* What is needed *
Filter these entries so that only lines with the word "intégré" remain.

* Records provided *

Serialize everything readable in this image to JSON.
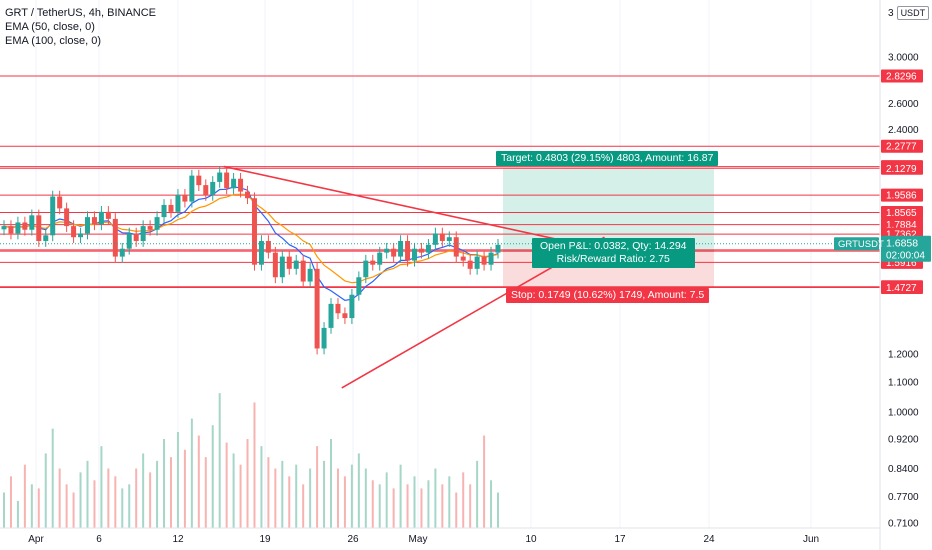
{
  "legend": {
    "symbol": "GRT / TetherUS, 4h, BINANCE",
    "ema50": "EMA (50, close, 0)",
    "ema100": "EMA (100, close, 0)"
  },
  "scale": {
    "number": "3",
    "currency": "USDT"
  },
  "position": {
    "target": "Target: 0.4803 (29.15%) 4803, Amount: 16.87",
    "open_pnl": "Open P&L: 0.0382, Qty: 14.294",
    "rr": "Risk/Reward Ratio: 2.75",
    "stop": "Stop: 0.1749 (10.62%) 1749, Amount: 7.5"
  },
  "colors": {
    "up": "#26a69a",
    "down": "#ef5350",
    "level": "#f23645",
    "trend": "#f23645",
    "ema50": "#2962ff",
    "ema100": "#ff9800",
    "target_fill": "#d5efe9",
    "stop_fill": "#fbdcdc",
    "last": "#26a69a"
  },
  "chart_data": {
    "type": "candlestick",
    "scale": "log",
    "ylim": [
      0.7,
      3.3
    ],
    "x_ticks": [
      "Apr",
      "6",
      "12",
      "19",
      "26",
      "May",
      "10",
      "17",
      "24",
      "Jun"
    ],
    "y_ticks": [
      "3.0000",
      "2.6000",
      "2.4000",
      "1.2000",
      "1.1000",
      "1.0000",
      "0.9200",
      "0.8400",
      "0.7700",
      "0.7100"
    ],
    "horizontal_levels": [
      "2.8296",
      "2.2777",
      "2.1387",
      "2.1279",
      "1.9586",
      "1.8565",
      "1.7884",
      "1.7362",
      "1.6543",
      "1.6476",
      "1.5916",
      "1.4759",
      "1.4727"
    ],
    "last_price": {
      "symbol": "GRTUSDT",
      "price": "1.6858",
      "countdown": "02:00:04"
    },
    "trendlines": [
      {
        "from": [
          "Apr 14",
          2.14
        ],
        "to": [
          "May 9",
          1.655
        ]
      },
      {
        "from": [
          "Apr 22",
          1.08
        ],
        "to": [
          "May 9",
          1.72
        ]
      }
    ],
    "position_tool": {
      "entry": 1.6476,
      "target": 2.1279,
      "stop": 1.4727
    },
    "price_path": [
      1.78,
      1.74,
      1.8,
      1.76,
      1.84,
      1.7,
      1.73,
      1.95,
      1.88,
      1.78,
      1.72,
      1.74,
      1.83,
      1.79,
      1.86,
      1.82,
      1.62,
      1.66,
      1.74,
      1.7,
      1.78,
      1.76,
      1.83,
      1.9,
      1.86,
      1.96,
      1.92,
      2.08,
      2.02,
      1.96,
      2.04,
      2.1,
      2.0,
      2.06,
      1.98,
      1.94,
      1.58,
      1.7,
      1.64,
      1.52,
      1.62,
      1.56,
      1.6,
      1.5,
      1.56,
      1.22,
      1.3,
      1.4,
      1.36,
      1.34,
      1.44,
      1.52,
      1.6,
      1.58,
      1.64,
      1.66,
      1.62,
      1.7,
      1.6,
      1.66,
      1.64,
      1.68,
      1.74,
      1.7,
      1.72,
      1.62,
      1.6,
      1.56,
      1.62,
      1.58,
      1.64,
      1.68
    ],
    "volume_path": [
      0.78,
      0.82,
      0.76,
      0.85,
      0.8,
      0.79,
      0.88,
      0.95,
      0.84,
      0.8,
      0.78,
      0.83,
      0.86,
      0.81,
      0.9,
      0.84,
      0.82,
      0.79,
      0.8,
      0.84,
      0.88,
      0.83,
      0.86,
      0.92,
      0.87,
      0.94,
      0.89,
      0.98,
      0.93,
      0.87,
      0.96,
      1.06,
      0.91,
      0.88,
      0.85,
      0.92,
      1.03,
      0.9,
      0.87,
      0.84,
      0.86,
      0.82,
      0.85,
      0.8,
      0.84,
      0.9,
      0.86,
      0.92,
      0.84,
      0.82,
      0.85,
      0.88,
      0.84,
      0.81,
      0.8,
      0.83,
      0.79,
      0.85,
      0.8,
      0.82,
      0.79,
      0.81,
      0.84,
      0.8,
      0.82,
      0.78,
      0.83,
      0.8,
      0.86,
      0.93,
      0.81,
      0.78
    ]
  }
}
* * *
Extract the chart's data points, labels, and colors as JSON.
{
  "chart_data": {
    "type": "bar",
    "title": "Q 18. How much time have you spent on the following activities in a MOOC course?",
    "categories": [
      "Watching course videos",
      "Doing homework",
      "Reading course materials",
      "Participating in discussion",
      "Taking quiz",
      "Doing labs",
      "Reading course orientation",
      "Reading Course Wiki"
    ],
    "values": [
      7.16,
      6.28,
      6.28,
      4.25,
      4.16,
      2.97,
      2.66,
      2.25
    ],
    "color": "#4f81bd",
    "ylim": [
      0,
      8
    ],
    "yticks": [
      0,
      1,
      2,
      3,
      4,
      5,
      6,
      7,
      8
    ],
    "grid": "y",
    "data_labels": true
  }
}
--
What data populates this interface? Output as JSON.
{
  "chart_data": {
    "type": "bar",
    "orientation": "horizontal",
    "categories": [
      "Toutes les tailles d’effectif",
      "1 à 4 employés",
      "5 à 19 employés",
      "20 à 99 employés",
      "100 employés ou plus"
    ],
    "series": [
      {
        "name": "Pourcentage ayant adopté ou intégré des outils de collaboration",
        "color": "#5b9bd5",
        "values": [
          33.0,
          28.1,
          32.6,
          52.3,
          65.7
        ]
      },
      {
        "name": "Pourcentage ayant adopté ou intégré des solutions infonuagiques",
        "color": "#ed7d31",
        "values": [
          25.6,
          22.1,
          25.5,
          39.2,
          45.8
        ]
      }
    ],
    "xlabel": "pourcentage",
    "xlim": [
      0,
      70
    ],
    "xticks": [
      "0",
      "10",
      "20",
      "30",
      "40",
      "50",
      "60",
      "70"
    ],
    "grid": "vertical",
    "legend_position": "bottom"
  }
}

* Response *
        "name": "Pourcentage ayant adopté ou intégré des outils de collaboration",
        "name": "Pourcentage ayant adopté ou intégré des solutions infonuagiques",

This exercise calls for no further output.